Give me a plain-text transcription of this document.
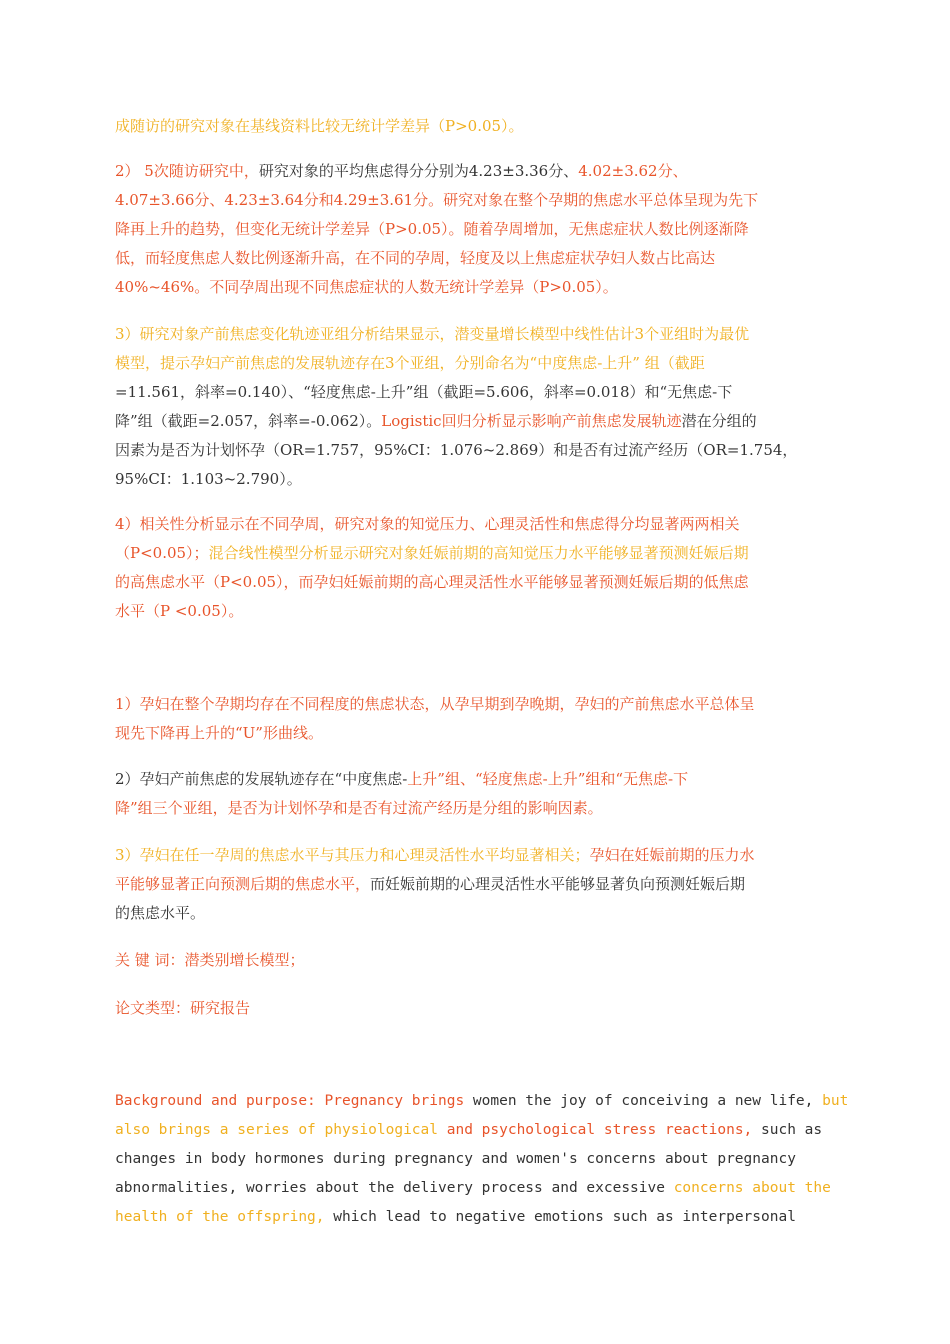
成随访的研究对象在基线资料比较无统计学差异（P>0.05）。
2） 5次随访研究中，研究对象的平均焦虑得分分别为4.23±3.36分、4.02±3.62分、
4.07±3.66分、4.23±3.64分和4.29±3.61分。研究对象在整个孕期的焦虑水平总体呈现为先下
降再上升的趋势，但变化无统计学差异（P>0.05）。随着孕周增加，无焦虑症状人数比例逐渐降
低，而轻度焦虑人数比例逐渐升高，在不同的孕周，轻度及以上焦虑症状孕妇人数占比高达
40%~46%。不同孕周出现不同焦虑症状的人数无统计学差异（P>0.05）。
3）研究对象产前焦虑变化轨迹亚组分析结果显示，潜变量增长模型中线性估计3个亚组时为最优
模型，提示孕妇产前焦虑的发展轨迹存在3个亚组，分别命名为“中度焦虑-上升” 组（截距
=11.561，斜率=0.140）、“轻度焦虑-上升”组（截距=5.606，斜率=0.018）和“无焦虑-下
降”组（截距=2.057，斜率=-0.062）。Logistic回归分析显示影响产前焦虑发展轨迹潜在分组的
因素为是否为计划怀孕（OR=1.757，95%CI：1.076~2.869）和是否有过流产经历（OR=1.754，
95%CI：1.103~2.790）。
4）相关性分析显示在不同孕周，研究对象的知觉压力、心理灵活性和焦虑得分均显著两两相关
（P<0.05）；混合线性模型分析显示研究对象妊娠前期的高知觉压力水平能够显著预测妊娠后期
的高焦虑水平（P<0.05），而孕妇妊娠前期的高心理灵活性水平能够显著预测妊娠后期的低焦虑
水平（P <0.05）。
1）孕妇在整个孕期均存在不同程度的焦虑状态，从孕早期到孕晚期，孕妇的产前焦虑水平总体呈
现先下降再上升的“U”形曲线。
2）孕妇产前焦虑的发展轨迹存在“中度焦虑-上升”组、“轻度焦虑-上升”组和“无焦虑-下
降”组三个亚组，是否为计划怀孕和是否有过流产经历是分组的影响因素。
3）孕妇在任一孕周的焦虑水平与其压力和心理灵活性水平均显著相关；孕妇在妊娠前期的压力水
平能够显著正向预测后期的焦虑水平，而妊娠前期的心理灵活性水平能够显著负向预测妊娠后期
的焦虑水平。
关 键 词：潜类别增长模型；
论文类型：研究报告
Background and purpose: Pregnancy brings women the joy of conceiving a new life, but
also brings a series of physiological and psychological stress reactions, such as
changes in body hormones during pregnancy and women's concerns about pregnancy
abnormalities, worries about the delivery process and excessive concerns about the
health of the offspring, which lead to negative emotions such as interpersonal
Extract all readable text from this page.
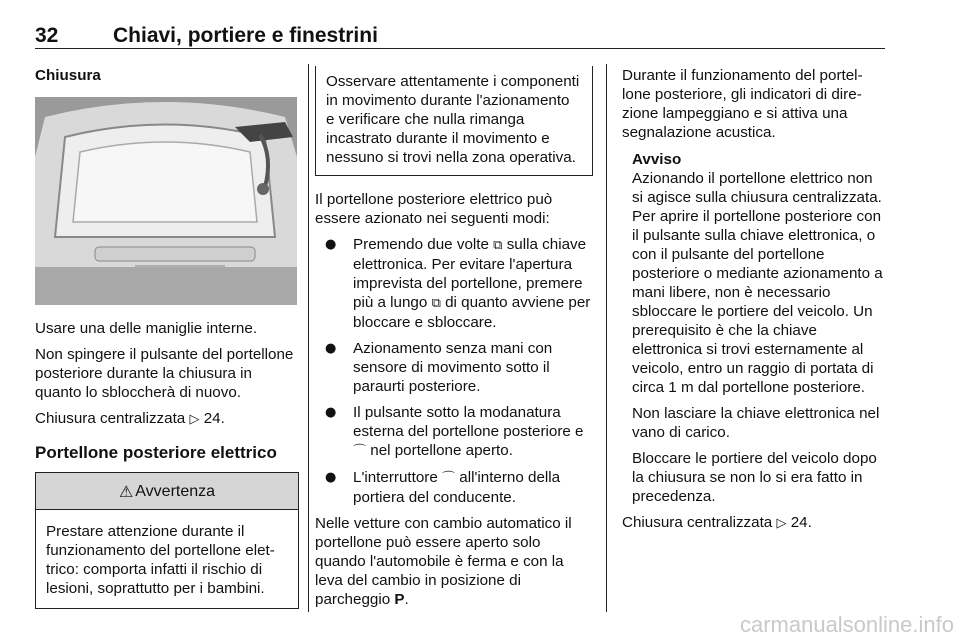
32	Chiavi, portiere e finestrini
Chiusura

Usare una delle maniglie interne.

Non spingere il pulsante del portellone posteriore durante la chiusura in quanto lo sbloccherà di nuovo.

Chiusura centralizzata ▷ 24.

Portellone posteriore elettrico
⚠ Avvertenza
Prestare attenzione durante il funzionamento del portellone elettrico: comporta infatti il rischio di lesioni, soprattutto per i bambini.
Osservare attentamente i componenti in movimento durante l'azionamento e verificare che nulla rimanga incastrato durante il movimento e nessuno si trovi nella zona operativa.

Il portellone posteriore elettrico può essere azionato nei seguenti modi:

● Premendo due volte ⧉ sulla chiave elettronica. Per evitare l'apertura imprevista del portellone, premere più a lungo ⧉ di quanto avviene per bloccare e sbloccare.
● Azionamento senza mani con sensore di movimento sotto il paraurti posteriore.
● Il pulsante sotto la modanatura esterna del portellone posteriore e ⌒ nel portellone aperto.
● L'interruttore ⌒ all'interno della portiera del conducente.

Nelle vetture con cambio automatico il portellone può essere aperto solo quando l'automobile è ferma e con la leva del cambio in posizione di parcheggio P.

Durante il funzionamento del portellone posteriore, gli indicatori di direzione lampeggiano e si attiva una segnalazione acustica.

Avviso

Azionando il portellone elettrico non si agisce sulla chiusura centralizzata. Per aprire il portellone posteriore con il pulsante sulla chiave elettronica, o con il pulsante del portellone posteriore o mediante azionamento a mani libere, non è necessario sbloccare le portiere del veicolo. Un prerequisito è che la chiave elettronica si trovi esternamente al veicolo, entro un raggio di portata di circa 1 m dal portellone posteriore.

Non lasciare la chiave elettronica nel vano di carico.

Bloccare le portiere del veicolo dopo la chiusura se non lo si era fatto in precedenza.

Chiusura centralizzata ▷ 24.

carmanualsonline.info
+++++
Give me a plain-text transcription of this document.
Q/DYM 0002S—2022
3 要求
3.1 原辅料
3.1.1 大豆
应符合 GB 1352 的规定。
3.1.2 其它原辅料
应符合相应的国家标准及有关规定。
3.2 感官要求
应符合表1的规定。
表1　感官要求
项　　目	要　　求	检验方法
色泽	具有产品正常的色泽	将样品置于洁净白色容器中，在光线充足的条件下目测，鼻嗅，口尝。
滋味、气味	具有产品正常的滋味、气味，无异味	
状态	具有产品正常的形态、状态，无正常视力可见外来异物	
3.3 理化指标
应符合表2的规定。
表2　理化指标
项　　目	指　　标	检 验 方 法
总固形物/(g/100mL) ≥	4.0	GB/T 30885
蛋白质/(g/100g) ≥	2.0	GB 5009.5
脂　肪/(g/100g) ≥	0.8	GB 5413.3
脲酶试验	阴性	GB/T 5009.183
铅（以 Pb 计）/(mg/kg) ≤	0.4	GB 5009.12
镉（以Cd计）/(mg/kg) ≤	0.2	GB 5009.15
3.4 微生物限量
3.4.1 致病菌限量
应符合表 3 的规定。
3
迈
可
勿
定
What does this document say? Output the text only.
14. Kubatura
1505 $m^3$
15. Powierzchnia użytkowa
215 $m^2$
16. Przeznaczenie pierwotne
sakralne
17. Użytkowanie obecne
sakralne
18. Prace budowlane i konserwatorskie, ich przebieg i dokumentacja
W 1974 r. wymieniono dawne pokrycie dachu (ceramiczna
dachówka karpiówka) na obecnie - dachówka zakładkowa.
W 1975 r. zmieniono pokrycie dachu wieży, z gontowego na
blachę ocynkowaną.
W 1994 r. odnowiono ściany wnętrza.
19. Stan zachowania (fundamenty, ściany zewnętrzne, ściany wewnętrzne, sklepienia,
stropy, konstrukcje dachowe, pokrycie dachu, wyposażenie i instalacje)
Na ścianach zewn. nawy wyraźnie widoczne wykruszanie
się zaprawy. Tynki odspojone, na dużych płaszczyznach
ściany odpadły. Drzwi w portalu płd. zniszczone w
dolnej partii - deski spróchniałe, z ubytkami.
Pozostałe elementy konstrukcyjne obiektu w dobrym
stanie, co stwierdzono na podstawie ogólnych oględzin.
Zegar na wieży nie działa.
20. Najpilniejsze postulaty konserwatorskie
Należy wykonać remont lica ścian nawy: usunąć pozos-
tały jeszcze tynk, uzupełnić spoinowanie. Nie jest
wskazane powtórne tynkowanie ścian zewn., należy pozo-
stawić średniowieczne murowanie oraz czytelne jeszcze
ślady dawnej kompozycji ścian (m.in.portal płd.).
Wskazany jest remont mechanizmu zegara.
+++++
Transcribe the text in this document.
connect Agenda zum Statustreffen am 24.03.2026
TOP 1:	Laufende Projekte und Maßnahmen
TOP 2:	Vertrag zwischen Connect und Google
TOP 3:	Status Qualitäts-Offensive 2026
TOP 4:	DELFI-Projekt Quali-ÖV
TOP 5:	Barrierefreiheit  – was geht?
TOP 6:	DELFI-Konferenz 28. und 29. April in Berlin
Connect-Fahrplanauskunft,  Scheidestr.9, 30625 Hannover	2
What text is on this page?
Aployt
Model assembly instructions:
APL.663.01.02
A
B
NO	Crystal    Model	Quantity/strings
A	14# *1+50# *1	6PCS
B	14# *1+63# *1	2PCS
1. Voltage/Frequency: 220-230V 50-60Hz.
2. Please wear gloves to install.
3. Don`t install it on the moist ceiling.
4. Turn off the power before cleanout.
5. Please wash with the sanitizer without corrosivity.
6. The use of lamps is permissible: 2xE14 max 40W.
+++++
Task directions: Work out how many lines of the listing above include "sulla". Answer with the number and nothing more.

Response to this exercise: 2